## start TASK MATERIAL
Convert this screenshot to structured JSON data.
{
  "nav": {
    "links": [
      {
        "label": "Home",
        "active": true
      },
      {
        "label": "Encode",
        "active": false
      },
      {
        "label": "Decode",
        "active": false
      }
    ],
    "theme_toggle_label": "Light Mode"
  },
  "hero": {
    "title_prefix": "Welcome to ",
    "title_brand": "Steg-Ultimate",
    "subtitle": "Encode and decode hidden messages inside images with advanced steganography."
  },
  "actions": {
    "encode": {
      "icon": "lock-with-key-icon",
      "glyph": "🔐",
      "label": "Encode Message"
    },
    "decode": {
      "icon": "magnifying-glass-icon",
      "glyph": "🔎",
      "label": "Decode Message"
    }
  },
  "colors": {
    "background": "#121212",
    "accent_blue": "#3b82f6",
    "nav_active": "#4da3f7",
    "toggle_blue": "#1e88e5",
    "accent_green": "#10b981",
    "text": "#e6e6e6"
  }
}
## end TASK MATERIAL
## start TASK MATERIAL
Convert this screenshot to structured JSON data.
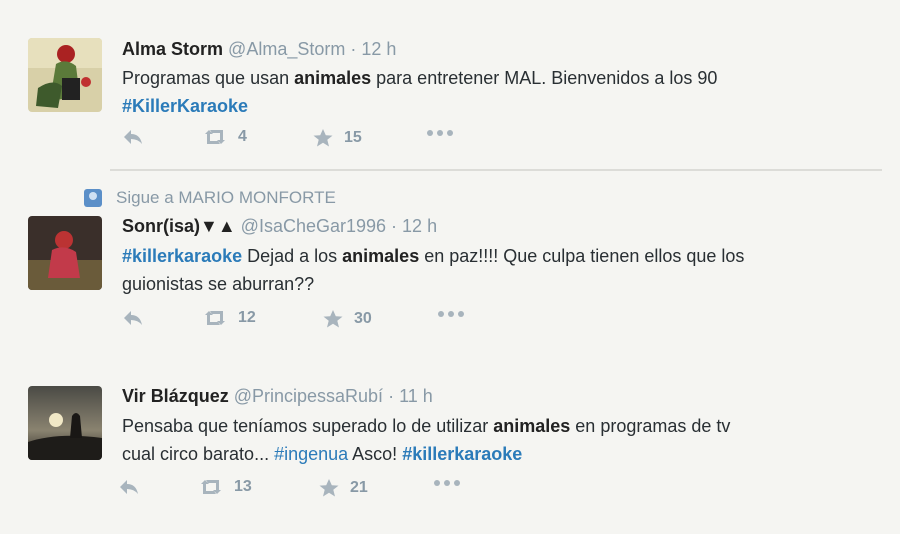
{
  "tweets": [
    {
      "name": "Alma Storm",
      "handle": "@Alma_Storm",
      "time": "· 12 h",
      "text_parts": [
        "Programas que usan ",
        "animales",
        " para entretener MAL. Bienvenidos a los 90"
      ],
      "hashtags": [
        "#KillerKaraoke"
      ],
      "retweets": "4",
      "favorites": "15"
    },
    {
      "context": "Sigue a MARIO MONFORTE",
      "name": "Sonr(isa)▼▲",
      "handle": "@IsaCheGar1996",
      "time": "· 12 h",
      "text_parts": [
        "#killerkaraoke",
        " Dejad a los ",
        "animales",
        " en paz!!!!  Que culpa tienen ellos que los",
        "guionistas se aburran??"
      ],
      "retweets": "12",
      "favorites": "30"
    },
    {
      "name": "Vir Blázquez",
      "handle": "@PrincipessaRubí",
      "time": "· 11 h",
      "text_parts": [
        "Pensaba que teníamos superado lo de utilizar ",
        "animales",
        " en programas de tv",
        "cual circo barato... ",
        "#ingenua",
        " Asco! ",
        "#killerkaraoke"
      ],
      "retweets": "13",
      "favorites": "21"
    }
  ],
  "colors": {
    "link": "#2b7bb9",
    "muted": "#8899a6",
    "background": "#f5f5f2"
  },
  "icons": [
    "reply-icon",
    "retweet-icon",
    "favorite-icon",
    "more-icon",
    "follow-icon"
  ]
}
## end TASK MATERIAL
JOB
Look above for every line with the word "handle" and copy it.

THE COMPLETED TASK
      "handle": "@Alma_Storm",
      "handle": "@IsaCheGar1996",
      "handle": "@PrincipessaRubí",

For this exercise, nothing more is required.